**** Data provided ****

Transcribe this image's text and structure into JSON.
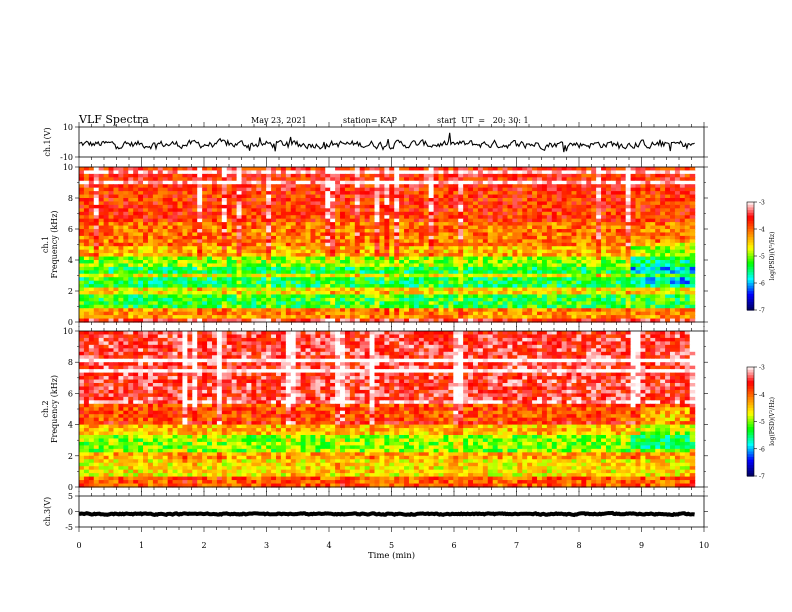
{
  "header": {
    "title": "VLF Spectra",
    "date": "May 23, 2021",
    "station": "station= KAP",
    "start": "start  UT  =   20: 30: 1"
  },
  "chart_data": [
    {
      "type": "line",
      "panel": "ch1-waveform",
      "ylabel": "ch.1(V)",
      "ylim": [
        -10,
        10
      ],
      "yticks": [
        "10",
        "-10"
      ],
      "xlim": [
        0,
        10
      ],
      "x_max_data": 9.85,
      "series": [
        {
          "values_description_only": "noisy waveform",
          "baseline": -1.5,
          "amplitude": 3.5
        }
      ]
    },
    {
      "type": "heatmap",
      "panel": "ch1-spectrogram",
      "ylabel": "ch.1\nFrequency (kHz)",
      "ylim": [
        0,
        10
      ],
      "yticks": [
        "0",
        "2",
        "4",
        "6",
        "8",
        "10"
      ],
      "xlim": [
        0,
        10
      ],
      "x_max_data": 9.85,
      "colorbar": {
        "label": "log(PSD)(V²/Hz)",
        "range": [
          -7,
          -3
        ],
        "ticks": [
          "-3",
          "-4",
          "-5",
          "-6",
          "-7"
        ]
      },
      "bands_logpsd": [
        {
          "f": [
            0,
            0.8
          ],
          "v": -4.2
        },
        {
          "f": [
            0.8,
            1.8
          ],
          "v": -5.3
        },
        {
          "f": [
            1.8,
            2.3
          ],
          "v": -4.6
        },
        {
          "f": [
            2.3,
            3.6
          ],
          "v": -5.4
        },
        {
          "f": [
            3.6,
            4.4
          ],
          "v": -5.0
        },
        {
          "f": [
            4.4,
            5.0
          ],
          "v": -4.4
        },
        {
          "f": [
            5.0,
            6.5
          ],
          "v": -4.1
        },
        {
          "f": [
            6.5,
            8.5
          ],
          "v": -3.8
        },
        {
          "f": [
            8.5,
            10
          ],
          "v": -3.7
        }
      ],
      "change_after_min": 8.8
    },
    {
      "type": "heatmap",
      "panel": "ch2-spectrogram",
      "ylabel": "ch.2\nFrequency (kHz)",
      "ylim": [
        0,
        10
      ],
      "yticks": [
        "0",
        "2",
        "4",
        "6",
        "8",
        "10"
      ],
      "xlim": [
        0,
        10
      ],
      "x_max_data": 9.85,
      "colorbar": {
        "label": "log(PSD)(V²/Hz)",
        "range": [
          -7,
          -3
        ],
        "ticks": [
          "-3",
          "-4",
          "-5",
          "-6",
          "-7"
        ]
      },
      "bands_logpsd": [
        {
          "f": [
            0,
            0.7
          ],
          "v": -4.0
        },
        {
          "f": [
            0.7,
            1.7
          ],
          "v": -4.6
        },
        {
          "f": [
            1.7,
            2.2
          ],
          "v": -4.3
        },
        {
          "f": [
            2.2,
            3.4
          ],
          "v": -5.0
        },
        {
          "f": [
            3.4,
            4.2
          ],
          "v": -4.4
        },
        {
          "f": [
            4.2,
            5.5
          ],
          "v": -3.9
        },
        {
          "f": [
            5.5,
            10
          ],
          "v": -3.5
        }
      ],
      "change_after_min": 8.8
    },
    {
      "type": "line",
      "panel": "ch3-waveform",
      "ylabel": "ch.3(V)",
      "ylim": [
        -5,
        5
      ],
      "yticks": [
        "5",
        "0",
        "-5"
      ],
      "xlim": [
        0,
        10
      ],
      "x_max_data": 9.85,
      "series": [
        {
          "baseline": -0.8,
          "amplitude": 0.3
        }
      ]
    }
  ],
  "xaxis": {
    "label": "Time (min)",
    "ticks": [
      "0",
      "1",
      "2",
      "3",
      "4",
      "5",
      "6",
      "7",
      "8",
      "9",
      "10"
    ]
  },
  "colors": {
    "colormap": [
      "#000060",
      "#0000ff",
      "#00ffff",
      "#00ff00",
      "#ffff00",
      "#ff8000",
      "#ff0000",
      "#ffffff"
    ],
    "line": "#000000"
  }
}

****

### Instructions for the task
Which lines contain "ylabel"? Show each of them.

### Reply to the task
      "ylabel": "ch.1(V)",
      "ylabel": "ch.1\nFrequency (kHz)",
      "ylabel": "ch.2\nFrequency (kHz)",
      "ylabel": "ch.3(V)",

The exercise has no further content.